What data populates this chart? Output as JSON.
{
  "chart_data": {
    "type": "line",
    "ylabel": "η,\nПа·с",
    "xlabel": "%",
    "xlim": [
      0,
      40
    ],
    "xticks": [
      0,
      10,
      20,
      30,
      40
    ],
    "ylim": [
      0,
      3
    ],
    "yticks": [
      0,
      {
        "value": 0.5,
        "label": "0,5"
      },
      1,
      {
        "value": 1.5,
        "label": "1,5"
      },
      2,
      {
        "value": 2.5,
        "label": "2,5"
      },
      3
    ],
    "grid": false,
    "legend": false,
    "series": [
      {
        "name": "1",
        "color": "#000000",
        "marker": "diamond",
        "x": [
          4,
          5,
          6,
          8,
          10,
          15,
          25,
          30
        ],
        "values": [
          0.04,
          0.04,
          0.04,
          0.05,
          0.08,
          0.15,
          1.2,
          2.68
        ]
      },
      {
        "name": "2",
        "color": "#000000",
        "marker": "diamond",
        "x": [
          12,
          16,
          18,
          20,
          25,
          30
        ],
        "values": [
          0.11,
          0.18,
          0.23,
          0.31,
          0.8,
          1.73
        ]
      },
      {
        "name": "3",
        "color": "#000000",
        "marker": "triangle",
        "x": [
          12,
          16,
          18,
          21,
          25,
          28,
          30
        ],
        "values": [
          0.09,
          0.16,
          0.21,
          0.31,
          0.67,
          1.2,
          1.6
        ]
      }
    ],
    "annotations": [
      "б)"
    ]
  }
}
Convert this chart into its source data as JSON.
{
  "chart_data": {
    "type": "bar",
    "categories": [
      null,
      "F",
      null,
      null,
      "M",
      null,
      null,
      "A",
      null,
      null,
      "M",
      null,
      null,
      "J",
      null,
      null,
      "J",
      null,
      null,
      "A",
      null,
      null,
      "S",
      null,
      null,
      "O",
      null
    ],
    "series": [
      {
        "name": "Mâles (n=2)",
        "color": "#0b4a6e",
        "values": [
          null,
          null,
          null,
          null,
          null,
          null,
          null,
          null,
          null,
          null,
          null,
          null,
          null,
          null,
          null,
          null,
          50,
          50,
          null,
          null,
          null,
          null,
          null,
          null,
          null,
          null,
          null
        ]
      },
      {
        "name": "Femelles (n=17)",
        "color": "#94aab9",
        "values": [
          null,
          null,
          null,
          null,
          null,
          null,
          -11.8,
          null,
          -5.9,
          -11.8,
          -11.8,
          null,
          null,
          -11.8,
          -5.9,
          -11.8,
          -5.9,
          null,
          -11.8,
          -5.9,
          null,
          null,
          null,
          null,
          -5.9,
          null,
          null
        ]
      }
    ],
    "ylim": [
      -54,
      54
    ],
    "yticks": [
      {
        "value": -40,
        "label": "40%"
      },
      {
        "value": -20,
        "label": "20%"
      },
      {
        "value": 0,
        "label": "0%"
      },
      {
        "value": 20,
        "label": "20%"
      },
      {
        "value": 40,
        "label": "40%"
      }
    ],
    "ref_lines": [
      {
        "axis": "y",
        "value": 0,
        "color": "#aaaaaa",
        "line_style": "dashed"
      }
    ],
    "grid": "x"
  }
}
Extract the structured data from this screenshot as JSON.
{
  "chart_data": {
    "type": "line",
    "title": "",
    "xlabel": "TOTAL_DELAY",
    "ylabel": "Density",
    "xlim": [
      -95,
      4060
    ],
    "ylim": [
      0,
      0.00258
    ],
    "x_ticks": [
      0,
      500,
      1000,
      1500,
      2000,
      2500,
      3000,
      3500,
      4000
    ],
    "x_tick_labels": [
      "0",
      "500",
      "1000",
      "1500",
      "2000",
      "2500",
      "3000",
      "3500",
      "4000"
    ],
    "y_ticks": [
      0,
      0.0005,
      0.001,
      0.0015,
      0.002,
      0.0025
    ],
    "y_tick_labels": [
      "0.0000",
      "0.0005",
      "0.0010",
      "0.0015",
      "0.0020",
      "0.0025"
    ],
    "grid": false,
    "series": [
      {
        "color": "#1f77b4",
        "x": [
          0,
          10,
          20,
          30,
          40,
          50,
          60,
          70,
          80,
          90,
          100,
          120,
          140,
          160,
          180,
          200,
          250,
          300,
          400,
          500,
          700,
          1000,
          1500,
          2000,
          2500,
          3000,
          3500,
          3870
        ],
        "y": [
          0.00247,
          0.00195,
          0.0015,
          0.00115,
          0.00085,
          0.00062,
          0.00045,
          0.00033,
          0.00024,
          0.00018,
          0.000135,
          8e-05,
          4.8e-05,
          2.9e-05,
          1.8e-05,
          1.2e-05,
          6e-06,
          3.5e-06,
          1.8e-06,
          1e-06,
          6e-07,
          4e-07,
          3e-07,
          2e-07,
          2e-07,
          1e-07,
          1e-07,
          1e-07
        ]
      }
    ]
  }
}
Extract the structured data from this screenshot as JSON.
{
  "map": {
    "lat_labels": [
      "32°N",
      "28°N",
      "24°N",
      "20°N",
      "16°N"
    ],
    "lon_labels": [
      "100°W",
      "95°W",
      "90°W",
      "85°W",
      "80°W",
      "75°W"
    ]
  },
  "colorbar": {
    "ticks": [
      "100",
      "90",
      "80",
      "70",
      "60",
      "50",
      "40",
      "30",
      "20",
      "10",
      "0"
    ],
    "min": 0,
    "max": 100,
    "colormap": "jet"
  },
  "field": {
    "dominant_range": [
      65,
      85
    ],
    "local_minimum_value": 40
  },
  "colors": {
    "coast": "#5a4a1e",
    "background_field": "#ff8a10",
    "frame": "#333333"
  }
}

• DIRECTION
Check the data for the word "name" and pull out the lines that have it.

• ANSWER TO THIS EXERCISE
        "name": "1",
        "name": "2",
        "name": "3",
        "name": "Mâles (n=2)",
        "name": "Femelles (n=17)",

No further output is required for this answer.